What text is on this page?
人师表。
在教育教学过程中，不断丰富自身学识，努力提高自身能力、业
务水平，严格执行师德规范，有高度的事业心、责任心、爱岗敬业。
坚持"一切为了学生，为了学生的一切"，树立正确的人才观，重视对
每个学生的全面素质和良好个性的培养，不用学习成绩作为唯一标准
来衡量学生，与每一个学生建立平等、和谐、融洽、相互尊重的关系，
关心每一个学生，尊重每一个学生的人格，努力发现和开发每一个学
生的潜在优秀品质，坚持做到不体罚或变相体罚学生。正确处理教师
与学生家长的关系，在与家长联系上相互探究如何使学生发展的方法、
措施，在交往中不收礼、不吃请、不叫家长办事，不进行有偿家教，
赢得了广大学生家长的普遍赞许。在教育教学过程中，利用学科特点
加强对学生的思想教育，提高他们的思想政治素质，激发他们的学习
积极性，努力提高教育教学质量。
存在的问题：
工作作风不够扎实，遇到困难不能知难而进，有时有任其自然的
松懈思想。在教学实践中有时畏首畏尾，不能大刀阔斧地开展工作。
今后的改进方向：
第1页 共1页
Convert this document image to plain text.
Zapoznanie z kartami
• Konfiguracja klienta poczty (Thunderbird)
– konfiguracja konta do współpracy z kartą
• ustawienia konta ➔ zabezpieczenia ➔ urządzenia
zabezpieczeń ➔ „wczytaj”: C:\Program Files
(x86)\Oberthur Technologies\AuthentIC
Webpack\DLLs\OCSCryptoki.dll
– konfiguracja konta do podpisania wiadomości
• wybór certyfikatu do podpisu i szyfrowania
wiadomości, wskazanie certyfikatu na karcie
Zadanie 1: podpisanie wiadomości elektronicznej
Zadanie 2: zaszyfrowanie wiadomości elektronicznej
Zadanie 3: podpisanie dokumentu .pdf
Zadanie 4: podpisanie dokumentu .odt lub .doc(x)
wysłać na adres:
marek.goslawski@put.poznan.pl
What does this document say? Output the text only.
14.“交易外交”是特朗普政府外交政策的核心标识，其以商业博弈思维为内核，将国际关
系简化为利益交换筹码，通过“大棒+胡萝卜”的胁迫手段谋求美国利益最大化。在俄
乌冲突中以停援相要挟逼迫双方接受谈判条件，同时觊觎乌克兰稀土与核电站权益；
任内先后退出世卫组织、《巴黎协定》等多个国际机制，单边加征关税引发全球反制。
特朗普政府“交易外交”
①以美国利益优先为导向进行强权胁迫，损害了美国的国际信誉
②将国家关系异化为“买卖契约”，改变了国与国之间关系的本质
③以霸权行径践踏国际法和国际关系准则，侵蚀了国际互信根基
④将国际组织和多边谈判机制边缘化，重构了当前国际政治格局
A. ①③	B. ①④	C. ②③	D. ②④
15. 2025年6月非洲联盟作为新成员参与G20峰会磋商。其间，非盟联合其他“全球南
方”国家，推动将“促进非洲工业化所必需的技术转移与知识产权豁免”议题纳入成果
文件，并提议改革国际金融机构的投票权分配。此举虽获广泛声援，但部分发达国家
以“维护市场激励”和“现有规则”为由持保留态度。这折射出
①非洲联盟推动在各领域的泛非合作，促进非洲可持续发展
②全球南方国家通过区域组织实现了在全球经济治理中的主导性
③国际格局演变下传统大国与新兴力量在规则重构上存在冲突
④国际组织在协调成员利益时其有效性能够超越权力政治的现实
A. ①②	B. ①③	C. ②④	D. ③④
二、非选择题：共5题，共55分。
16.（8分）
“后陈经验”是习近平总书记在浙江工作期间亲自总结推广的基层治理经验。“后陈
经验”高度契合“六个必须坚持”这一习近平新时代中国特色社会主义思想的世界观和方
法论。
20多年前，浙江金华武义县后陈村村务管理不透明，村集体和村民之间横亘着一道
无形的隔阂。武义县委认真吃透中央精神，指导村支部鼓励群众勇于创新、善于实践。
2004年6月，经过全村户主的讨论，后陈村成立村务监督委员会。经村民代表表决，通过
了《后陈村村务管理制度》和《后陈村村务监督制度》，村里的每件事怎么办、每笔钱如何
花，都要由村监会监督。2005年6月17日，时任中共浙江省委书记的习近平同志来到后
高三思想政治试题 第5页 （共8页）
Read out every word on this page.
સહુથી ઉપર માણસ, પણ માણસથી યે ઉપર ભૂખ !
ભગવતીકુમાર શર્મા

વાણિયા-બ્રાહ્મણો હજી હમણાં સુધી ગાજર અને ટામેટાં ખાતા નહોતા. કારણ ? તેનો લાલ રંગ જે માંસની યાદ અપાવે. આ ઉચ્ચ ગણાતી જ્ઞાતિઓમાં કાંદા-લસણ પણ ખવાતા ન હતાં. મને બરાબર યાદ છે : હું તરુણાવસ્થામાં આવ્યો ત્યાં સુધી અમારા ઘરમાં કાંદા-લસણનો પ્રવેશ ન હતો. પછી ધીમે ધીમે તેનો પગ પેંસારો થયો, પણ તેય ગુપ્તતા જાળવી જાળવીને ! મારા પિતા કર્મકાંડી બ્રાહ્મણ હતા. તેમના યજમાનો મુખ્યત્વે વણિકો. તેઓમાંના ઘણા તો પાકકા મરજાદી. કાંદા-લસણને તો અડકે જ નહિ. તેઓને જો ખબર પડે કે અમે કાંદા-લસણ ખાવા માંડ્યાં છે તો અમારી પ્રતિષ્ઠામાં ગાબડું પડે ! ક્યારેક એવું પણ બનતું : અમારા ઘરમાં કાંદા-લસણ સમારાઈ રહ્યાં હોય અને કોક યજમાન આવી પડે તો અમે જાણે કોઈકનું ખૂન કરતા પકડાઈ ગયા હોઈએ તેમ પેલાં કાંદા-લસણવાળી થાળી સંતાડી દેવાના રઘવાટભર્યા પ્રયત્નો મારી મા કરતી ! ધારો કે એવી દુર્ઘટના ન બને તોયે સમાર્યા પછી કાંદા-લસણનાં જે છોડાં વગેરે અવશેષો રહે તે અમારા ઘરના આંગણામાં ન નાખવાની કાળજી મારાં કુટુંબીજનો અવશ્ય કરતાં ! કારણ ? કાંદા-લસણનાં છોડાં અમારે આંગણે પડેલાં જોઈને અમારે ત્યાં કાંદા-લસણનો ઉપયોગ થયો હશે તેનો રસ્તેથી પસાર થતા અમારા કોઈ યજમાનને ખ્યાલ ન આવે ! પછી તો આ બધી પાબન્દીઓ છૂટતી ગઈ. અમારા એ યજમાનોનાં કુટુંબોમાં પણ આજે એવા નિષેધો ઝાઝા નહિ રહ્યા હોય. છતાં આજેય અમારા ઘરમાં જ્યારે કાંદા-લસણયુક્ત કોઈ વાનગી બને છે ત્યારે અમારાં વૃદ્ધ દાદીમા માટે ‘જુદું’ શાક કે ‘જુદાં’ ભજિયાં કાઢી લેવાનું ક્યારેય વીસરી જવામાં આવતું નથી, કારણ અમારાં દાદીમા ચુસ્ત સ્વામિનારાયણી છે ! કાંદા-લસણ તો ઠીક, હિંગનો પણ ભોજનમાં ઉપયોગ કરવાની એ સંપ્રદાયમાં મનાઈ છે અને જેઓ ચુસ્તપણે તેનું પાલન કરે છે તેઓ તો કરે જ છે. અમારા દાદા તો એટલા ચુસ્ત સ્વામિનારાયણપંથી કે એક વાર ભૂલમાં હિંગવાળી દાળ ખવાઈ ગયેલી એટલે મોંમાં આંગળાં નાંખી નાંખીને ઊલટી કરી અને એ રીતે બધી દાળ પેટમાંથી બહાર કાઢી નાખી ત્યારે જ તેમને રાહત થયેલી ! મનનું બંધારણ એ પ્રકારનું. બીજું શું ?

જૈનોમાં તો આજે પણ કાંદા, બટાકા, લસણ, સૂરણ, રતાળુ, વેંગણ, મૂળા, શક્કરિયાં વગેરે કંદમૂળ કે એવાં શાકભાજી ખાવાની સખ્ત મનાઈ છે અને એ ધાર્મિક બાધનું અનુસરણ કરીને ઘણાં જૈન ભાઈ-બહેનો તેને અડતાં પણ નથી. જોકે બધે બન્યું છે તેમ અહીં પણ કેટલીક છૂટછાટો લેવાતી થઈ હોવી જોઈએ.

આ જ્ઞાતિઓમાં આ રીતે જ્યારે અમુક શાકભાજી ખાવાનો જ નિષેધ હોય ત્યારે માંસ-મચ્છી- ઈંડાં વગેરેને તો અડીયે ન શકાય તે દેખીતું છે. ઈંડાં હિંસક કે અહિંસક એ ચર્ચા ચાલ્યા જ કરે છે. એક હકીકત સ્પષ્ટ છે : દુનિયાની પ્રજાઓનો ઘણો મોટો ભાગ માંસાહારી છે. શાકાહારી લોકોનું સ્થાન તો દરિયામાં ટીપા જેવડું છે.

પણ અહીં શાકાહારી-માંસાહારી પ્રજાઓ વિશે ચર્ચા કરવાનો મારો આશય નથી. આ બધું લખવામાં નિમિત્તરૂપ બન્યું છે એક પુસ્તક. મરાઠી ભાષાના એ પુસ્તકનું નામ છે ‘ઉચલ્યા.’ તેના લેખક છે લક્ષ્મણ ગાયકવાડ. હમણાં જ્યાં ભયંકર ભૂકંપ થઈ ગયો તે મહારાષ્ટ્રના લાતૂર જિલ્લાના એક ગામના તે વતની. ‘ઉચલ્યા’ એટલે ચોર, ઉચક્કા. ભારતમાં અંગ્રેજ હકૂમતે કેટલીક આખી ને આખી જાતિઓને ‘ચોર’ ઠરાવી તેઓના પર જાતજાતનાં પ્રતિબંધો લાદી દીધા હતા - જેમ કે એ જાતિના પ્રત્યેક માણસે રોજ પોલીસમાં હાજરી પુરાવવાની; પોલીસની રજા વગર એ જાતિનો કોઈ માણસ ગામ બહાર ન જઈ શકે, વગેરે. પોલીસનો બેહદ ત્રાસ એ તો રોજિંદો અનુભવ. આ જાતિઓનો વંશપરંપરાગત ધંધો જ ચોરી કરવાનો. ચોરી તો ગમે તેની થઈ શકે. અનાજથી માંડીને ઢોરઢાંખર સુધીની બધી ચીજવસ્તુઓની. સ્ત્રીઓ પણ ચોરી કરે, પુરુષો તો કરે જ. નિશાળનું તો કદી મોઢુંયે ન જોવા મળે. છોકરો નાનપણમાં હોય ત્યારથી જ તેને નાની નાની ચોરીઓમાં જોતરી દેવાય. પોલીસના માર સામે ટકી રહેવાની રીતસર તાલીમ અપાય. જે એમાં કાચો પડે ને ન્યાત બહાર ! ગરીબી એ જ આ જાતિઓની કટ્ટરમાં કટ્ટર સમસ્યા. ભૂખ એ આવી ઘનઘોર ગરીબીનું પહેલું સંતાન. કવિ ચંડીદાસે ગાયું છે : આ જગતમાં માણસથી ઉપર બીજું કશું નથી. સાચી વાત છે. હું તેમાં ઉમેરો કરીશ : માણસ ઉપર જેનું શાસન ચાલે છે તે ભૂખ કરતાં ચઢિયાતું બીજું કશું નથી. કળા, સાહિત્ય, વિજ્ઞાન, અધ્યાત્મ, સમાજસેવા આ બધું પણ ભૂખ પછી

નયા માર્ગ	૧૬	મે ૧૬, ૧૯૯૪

Task directions
Say how many lines contain the string "dokumentu", giving nothing but the count.

Problem solution
2